REQUIREMENTS:
Your task is to count the lines of the entries below that include the word "Rate" and to give only the resulting number.

[Dataset records]
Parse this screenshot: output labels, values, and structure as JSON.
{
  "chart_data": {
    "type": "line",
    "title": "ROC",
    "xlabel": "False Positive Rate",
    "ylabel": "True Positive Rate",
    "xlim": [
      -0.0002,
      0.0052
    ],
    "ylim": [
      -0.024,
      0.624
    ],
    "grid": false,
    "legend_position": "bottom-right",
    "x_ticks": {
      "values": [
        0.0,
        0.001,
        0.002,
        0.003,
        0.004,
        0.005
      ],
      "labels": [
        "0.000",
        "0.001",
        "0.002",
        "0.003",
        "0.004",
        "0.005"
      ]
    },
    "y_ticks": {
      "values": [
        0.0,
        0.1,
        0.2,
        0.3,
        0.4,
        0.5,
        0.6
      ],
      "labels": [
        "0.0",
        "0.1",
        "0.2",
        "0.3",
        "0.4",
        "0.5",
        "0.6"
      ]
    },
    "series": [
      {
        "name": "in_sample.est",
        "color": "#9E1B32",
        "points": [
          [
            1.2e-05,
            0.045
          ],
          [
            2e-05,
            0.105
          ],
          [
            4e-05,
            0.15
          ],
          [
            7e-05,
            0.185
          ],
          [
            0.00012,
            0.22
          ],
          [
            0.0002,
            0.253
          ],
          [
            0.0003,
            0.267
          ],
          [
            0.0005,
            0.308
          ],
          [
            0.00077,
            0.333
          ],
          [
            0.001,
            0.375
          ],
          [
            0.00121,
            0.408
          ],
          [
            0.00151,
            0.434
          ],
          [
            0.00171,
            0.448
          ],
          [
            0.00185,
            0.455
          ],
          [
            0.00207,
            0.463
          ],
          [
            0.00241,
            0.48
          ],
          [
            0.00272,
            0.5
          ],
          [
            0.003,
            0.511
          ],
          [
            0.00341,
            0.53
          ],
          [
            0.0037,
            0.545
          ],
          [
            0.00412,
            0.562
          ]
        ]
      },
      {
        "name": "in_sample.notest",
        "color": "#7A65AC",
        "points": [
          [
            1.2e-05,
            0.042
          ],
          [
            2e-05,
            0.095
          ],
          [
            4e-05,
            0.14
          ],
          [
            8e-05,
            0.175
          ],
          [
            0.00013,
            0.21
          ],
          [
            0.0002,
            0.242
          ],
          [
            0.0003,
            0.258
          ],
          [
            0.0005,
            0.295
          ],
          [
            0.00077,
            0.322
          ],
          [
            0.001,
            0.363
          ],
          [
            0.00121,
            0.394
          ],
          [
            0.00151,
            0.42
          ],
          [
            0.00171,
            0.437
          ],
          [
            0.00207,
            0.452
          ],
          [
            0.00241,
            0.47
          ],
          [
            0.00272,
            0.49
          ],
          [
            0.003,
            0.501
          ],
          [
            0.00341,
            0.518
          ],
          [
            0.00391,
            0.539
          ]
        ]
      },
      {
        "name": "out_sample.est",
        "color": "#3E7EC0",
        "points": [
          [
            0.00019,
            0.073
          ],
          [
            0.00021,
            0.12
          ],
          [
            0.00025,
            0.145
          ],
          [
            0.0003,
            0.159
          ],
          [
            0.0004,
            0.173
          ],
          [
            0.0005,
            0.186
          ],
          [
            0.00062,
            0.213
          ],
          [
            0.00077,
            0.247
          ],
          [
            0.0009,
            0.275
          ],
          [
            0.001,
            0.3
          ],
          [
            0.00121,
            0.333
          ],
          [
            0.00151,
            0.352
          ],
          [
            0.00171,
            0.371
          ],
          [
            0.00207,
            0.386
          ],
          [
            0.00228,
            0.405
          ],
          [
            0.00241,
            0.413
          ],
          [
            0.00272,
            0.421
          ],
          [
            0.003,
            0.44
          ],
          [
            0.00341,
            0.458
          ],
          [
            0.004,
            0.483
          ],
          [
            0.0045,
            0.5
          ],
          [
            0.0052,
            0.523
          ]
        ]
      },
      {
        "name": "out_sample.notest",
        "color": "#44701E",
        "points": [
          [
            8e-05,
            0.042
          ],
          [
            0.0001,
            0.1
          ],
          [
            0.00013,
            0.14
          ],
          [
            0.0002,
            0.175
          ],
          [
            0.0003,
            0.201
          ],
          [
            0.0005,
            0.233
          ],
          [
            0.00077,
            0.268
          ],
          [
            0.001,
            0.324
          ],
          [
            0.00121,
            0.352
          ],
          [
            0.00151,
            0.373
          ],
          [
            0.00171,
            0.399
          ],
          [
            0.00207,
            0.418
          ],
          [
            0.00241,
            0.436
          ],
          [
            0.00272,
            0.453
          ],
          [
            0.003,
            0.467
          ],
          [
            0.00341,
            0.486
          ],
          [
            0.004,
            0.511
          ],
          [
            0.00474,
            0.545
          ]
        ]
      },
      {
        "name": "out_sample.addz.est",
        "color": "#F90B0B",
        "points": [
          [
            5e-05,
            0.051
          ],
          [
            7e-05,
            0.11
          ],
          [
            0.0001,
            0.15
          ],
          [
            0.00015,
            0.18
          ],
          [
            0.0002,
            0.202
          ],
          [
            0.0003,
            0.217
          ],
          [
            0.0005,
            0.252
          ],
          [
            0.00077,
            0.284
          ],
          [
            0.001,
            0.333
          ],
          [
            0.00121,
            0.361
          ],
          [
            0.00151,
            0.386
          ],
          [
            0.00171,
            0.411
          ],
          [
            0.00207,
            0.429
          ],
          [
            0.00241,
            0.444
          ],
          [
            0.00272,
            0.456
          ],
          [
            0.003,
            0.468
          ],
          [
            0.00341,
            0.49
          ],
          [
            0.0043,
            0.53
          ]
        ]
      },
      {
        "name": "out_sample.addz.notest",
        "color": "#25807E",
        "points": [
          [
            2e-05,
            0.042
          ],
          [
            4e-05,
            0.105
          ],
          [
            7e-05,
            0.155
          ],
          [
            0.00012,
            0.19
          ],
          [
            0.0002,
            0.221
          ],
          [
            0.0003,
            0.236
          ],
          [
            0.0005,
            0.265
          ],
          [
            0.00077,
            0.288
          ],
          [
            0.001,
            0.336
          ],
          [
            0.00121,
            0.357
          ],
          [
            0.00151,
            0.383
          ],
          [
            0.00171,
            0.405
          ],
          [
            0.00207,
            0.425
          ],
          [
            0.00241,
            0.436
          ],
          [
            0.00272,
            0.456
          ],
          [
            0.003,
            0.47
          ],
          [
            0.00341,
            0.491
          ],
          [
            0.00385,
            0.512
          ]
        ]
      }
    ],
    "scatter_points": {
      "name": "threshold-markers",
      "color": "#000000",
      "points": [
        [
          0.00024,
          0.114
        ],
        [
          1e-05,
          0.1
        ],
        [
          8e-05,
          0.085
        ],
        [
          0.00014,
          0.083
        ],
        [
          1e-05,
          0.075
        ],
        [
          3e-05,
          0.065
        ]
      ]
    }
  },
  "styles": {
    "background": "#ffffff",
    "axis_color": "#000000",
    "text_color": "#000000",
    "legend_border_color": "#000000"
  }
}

THE RESPONSE:
2